==== TASK INPUTS ====

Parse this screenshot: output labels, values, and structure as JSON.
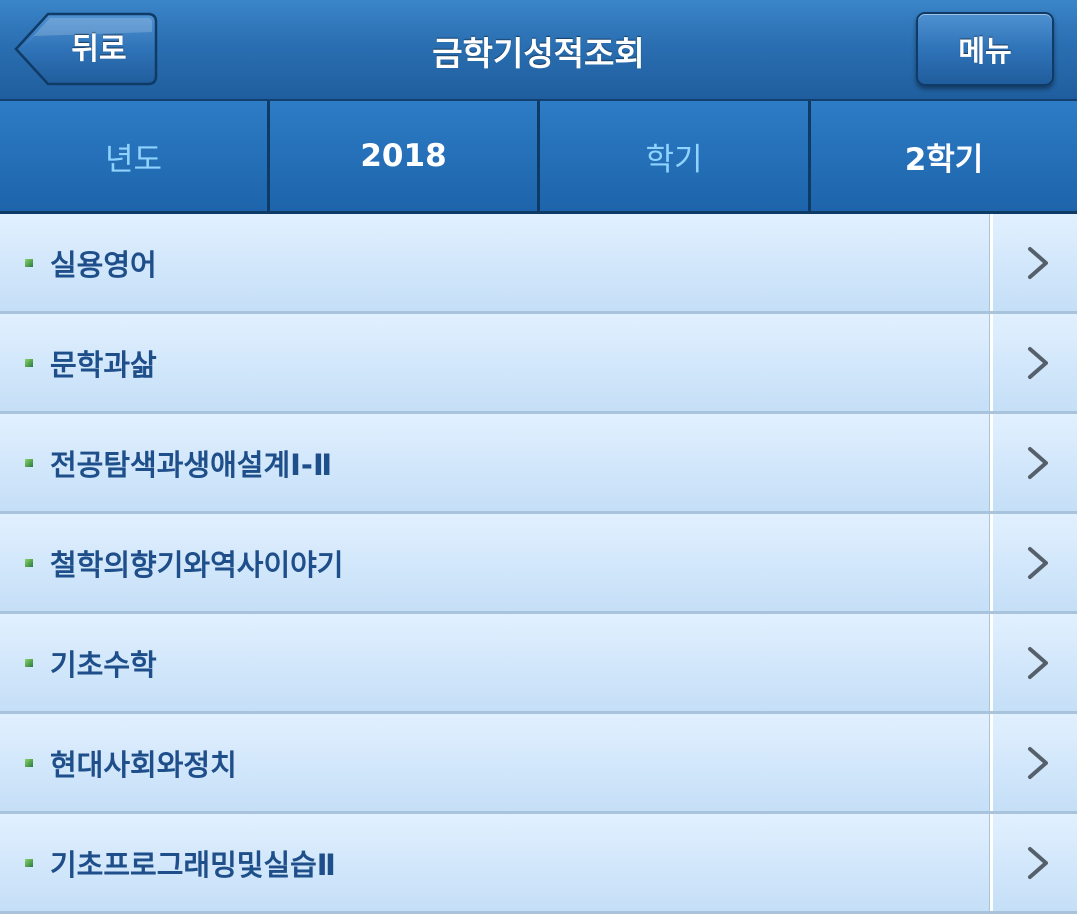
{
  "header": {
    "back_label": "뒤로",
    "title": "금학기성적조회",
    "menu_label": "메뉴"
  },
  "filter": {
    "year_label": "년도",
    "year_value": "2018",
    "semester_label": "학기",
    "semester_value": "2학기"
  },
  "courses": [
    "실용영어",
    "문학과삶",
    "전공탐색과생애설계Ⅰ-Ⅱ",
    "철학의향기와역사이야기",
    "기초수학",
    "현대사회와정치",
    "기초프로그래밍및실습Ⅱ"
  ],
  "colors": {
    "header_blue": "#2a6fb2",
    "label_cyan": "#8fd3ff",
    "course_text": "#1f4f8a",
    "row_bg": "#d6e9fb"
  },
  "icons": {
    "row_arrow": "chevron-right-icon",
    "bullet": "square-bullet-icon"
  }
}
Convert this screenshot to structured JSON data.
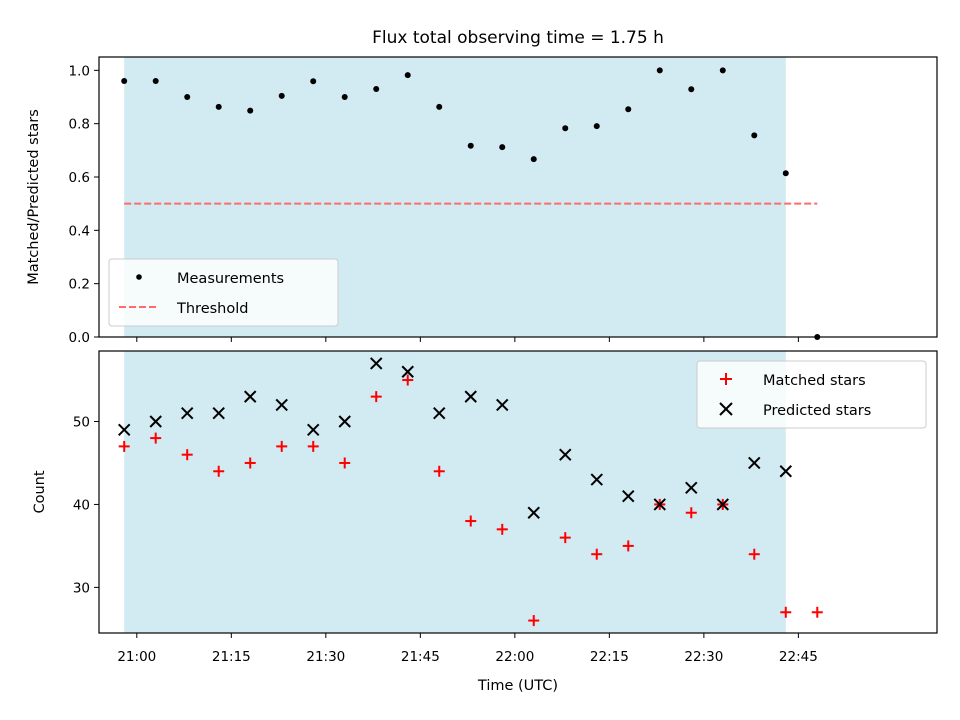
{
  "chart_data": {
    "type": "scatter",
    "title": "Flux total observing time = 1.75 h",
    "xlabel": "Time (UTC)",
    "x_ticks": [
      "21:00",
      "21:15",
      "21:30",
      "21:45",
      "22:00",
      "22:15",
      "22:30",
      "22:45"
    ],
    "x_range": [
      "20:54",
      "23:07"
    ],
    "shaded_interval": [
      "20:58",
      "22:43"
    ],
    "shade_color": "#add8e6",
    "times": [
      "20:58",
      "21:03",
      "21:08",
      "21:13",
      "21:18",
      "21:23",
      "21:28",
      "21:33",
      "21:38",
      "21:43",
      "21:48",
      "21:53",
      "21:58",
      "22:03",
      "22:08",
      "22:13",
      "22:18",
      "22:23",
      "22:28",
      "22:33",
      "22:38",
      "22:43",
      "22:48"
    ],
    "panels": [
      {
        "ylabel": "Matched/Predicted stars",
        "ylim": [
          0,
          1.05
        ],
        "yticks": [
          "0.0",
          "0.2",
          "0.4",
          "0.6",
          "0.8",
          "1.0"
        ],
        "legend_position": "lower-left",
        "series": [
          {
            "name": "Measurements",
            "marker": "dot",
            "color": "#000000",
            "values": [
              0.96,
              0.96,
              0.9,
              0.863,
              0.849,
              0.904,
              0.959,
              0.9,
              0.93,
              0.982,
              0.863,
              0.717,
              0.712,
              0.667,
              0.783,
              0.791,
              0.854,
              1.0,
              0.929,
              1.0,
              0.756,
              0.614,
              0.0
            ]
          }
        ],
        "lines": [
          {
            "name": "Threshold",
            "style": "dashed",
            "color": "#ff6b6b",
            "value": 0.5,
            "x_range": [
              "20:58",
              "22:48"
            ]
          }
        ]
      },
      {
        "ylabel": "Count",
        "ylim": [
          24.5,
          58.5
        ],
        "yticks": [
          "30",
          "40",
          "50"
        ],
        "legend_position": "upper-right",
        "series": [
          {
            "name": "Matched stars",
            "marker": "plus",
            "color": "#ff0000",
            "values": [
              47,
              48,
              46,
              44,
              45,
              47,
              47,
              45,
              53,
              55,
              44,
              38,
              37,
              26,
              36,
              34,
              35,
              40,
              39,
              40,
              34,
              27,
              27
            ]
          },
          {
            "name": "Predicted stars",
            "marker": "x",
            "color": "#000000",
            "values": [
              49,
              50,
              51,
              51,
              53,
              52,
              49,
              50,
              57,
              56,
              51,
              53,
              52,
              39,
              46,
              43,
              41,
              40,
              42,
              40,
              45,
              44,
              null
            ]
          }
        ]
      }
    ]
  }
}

====

EXERCISE TASK:
Return all lines with the word "Matched" in them.

SOLUTION TO THIS EXERCISE:
        "ylabel": "Matched/Predicted stars",
            "name": "Matched stars",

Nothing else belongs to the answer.